SELECTION:
— BEGIN —

Login  Register

Re: GC problem and performance refine problem

Posted by kumarvishal09 on Nov 16, 2016; 7:14am
URL: http://apache-carbondata-dev-mailing-list-archive.168.s1.nabble.com/GC-problem-and-performance-refine-problem-tp2844p2927.html

Hi An Lan,
                Data is already distributed, in this case may be one
blocklet is returning more number of rows and other returning less because
of this some task will take more time.

In driver log block distribution log is not present, so it is not clear
whether it is going for block distribution or blocklet distribution.
distribution, can you please add the detail driver log.

*Some suggestion:*

1. If column is String and you are not applying filter then in create
statement add it in dictionary exclude this will avoid lookup in
dictionary. If number of String column are less then better add it in
dictionary exclude.

2. If column is a numeric column and you are not applying filter then no
need to add in dictionary include or exclude, so it will be a measure
column.

3. Currently in carbon for measure column if you will create as a double
data type it will give more compression as currently value compression mode
is support for double data type.

-Regards
Kumar Vishal


On Wed, Nov 16, 2016 at 8:12 AM, An Lan <[hidden email]> wrote:

> Hi Kumar Vishal,
>
> 1. I found the quantity of rows filtered out by invert index is not
> uniform between different tasks and the difference is large. Some task may
> be 3~4k row after filtered, but the longer tasks may be 3~4w. When most
> longer task on same node, time cost will be more longer than others. So, is
> there any way to balance the data and make rows distribute uniform between
> task?

— END —

INSTRUCTIONS TO FOLLOW: Put this sentence from the mailing-list reply into Spanish: "If column is a numeric column and you are not applying filter then no need to add in dictionary include or exclude, so it will be a measure column." Rely only on the mailing-list reply, with no outside knowledge.

SUPPLIED MATERIAL:
— BEGIN —

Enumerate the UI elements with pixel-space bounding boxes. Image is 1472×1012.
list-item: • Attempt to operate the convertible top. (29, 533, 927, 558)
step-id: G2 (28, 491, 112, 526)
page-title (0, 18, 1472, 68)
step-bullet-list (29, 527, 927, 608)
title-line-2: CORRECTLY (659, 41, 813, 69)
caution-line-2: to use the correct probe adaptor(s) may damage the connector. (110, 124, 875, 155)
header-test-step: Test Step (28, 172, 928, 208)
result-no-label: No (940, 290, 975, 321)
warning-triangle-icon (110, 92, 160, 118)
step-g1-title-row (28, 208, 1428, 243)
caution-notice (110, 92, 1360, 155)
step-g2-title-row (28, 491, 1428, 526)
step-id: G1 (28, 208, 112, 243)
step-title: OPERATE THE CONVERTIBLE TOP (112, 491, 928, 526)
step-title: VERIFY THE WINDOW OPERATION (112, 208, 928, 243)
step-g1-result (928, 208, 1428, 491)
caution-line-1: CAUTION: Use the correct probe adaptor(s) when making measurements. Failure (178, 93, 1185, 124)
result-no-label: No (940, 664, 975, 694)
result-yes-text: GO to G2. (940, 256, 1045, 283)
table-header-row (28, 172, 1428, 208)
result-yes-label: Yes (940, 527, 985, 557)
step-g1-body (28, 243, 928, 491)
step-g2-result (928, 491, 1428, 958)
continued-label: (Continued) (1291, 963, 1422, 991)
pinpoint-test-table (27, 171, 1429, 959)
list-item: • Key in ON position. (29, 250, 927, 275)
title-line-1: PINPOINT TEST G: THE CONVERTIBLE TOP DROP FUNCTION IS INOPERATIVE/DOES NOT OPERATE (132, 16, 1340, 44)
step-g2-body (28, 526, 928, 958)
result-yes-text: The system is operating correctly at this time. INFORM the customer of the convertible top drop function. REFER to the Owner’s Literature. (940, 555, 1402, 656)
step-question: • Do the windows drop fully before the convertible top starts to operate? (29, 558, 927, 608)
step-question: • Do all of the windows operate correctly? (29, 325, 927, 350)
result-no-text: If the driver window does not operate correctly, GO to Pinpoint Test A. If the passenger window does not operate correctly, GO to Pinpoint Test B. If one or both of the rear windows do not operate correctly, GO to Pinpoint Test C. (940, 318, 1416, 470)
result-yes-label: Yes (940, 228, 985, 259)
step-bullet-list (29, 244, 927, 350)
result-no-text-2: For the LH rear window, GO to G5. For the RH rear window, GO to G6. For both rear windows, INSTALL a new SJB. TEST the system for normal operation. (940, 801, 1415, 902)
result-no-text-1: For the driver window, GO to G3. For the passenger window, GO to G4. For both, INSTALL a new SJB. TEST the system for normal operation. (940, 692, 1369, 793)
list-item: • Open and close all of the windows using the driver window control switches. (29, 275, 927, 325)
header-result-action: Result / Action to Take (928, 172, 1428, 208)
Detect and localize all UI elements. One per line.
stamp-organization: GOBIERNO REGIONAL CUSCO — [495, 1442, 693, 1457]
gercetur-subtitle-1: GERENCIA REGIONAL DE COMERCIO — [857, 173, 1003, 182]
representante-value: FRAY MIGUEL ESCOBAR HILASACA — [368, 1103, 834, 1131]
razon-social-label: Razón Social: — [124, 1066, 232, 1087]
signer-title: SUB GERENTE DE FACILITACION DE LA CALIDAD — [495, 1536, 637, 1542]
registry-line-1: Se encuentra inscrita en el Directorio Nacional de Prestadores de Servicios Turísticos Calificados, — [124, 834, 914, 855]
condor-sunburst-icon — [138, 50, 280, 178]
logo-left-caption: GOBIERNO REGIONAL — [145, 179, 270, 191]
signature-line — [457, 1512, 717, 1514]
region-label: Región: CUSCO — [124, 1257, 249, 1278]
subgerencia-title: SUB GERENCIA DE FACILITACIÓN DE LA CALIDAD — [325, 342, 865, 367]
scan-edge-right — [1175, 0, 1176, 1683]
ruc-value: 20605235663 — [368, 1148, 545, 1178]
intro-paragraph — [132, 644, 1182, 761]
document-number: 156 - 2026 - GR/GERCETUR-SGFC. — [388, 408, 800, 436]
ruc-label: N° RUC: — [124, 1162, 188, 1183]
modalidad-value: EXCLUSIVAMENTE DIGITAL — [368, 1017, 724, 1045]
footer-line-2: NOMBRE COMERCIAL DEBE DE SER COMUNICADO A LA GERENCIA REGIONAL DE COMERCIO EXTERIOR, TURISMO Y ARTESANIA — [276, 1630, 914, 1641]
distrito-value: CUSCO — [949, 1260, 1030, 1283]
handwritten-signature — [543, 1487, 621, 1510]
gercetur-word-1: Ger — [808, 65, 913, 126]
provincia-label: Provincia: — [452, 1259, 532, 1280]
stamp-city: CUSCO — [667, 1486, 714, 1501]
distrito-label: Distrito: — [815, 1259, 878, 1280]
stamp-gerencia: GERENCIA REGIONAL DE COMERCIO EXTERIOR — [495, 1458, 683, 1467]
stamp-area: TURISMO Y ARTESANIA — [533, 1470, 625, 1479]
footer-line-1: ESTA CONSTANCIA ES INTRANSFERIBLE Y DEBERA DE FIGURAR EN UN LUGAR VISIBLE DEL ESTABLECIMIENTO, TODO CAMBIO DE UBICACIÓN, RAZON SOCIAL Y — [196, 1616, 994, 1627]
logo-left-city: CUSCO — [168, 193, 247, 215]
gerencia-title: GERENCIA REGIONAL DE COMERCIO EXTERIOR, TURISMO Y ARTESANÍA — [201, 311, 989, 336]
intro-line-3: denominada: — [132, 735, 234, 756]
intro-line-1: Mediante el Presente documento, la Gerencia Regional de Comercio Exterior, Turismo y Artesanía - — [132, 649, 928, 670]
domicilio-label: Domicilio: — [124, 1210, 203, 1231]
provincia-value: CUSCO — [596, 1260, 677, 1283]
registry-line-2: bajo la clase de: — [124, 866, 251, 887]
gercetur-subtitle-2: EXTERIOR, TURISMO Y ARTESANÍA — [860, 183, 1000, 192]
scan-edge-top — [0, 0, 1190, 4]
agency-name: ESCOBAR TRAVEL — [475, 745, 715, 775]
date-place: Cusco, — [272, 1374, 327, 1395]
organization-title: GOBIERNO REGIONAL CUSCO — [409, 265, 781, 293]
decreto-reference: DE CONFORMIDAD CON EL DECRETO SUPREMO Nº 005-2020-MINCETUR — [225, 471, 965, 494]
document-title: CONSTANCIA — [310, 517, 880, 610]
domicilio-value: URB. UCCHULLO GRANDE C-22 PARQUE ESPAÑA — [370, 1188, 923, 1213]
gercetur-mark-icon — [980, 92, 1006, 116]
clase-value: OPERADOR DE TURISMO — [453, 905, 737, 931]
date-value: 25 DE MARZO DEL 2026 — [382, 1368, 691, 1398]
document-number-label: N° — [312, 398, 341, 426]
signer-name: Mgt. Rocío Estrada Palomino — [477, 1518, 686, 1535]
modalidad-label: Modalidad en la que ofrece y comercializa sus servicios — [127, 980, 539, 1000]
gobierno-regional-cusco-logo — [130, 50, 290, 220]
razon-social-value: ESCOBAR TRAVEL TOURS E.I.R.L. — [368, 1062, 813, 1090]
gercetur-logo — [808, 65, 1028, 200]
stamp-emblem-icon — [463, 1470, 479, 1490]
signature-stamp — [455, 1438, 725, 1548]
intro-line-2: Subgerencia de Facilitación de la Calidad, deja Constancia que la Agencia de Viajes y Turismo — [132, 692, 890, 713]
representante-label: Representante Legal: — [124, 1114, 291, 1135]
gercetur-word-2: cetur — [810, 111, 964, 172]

— END —

COMPLETE ANSWER: Si la columna es una columna numérica y no está aplicando un filtro, entonces no es necesario agregarla en dictionary include ni en dictionary exclude, así que será una columna de medida.